_Data for the task_.
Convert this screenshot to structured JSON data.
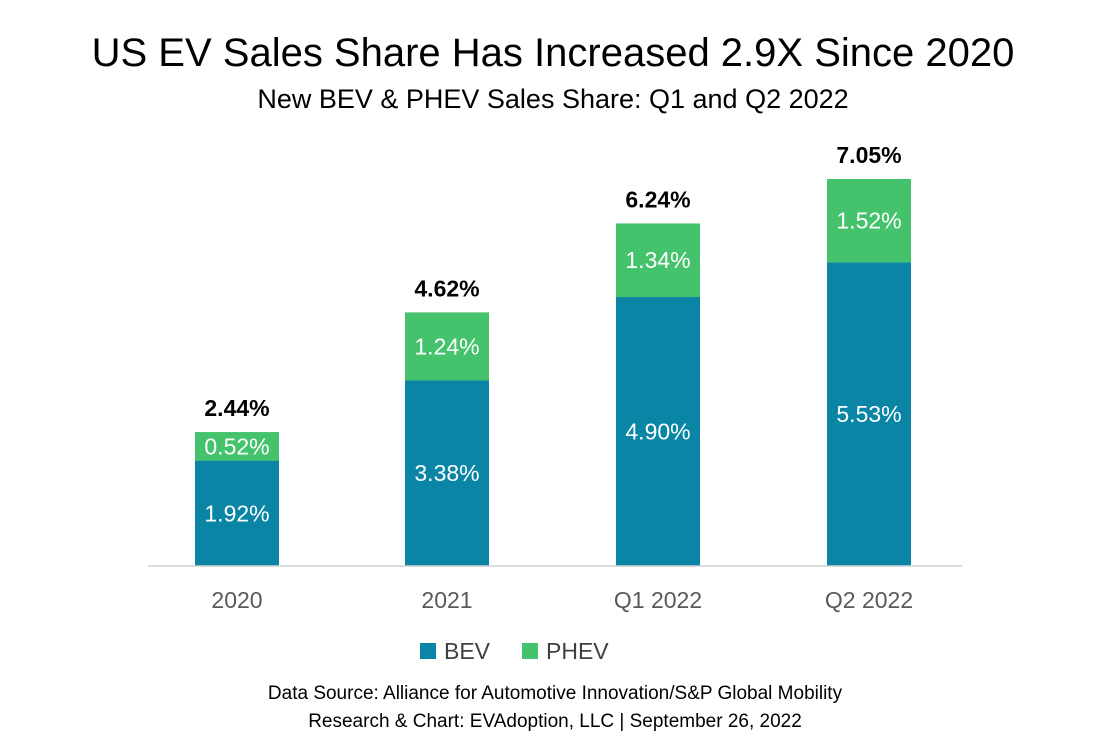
{
  "chart_data": {
    "type": "bar",
    "stacked": true,
    "title": "US EV Sales Share Has Increased 2.9X Since 2020",
    "subtitle": "New BEV & PHEV Sales Share: Q1 and Q2 2022",
    "categories": [
      "2020",
      "2021",
      "Q1 2022",
      "Q2 2022"
    ],
    "series": [
      {
        "name": "BEV",
        "values": [
          1.92,
          3.38,
          4.9,
          5.53
        ],
        "labels": [
          "1.92%",
          "3.38%",
          "4.90%",
          "5.53%"
        ],
        "color": "#0A85A6"
      },
      {
        "name": "PHEV",
        "values": [
          0.52,
          1.24,
          1.34,
          1.52
        ],
        "labels": [
          "0.52%",
          "1.24%",
          "1.34%",
          "1.52%"
        ],
        "color": "#44C36C"
      }
    ],
    "totals": [
      "2.44%",
      "4.62%",
      "6.24%",
      "7.05%"
    ],
    "total_values": [
      2.44,
      4.62,
      6.24,
      7.05
    ],
    "ylim": [
      0,
      7.05
    ],
    "grid": false,
    "legend_position": "bottom"
  },
  "footer": {
    "source_line": "Data Source: Alliance for Automotive Innovation/S&P Global Mobility",
    "credit_line": "Research & Chart: EVAdoption, LLC | September 26, 2022"
  }
}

_Brief_. Search the entries for the word "Share", then list each line that holds it.

_The output_.
    "title": "US EV Sales Share Has Increased 2.9X Since 2020",
    "subtitle": "New BEV & PHEV Sales Share: Q1 and Q2 2022",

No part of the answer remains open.